- [Task details] Among the entries, which lines carry the string "this"? Copy each of them.

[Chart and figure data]
========================================================================

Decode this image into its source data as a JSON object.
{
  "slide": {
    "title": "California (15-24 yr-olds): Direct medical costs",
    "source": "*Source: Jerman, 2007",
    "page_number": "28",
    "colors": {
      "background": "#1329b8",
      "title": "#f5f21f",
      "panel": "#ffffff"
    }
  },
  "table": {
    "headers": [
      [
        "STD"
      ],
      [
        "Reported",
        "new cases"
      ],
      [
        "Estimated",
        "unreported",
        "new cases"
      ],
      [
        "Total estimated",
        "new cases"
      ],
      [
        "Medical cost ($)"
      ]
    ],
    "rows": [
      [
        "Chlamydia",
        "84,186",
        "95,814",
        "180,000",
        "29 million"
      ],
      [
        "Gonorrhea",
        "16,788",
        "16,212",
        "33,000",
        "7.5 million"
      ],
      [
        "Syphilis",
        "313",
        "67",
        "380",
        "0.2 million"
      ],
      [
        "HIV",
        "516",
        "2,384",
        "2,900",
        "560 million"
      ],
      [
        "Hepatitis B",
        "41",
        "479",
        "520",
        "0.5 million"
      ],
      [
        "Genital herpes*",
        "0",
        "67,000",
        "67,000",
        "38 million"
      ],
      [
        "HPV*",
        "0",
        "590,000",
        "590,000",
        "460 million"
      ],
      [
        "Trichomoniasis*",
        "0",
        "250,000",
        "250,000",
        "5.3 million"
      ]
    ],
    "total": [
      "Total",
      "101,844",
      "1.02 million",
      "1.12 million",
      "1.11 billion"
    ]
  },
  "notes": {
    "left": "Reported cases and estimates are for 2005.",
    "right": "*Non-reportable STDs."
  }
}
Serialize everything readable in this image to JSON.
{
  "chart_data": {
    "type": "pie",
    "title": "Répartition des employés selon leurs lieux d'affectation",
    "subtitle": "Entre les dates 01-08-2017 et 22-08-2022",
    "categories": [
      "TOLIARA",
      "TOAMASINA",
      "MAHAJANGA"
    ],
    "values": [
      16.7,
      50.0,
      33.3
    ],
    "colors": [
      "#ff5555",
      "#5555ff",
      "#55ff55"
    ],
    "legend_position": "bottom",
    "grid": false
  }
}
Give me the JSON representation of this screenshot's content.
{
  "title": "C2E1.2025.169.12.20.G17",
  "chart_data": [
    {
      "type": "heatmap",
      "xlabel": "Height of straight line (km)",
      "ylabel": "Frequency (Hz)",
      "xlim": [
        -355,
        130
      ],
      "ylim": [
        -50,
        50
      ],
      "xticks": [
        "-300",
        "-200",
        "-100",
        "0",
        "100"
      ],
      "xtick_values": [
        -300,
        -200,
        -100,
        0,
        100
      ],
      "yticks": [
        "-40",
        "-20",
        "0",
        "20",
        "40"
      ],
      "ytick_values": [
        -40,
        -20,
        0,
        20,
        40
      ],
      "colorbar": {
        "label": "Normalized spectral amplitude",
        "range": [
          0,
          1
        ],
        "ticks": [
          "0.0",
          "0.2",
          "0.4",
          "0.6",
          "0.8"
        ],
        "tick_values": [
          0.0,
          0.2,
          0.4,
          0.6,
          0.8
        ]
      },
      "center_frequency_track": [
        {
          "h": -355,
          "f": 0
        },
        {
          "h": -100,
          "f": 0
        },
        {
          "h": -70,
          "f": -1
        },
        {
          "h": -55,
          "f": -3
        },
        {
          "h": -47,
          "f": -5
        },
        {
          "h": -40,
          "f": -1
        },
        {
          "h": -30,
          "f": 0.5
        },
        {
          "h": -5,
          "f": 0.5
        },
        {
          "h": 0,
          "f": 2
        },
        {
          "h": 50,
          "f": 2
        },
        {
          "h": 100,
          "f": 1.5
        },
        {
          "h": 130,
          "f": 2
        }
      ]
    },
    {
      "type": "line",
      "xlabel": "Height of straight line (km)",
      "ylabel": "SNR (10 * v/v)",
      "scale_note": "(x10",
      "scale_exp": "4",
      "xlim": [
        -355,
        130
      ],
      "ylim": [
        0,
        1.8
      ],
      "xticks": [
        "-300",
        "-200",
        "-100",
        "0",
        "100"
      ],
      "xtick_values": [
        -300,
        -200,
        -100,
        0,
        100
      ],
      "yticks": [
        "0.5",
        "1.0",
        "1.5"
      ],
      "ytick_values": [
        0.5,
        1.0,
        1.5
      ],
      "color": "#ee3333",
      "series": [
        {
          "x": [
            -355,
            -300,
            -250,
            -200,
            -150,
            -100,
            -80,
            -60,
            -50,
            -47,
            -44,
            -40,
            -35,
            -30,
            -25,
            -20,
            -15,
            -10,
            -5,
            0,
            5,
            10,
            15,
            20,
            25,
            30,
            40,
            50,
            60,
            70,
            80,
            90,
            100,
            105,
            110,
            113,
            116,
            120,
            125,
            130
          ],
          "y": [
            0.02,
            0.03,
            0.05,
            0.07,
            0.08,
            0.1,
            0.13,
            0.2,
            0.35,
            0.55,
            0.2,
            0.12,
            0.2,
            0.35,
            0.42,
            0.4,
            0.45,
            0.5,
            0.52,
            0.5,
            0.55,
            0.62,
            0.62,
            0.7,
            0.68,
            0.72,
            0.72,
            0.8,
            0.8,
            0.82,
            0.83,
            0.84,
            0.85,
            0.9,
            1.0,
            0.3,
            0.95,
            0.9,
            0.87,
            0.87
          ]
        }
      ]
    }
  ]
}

========================================================================

- [Solution below]
Decode this image into its source data as a JSON object.
Serialize everything readable in this image to JSON.
Give me the JSON representation of this screenshot's content.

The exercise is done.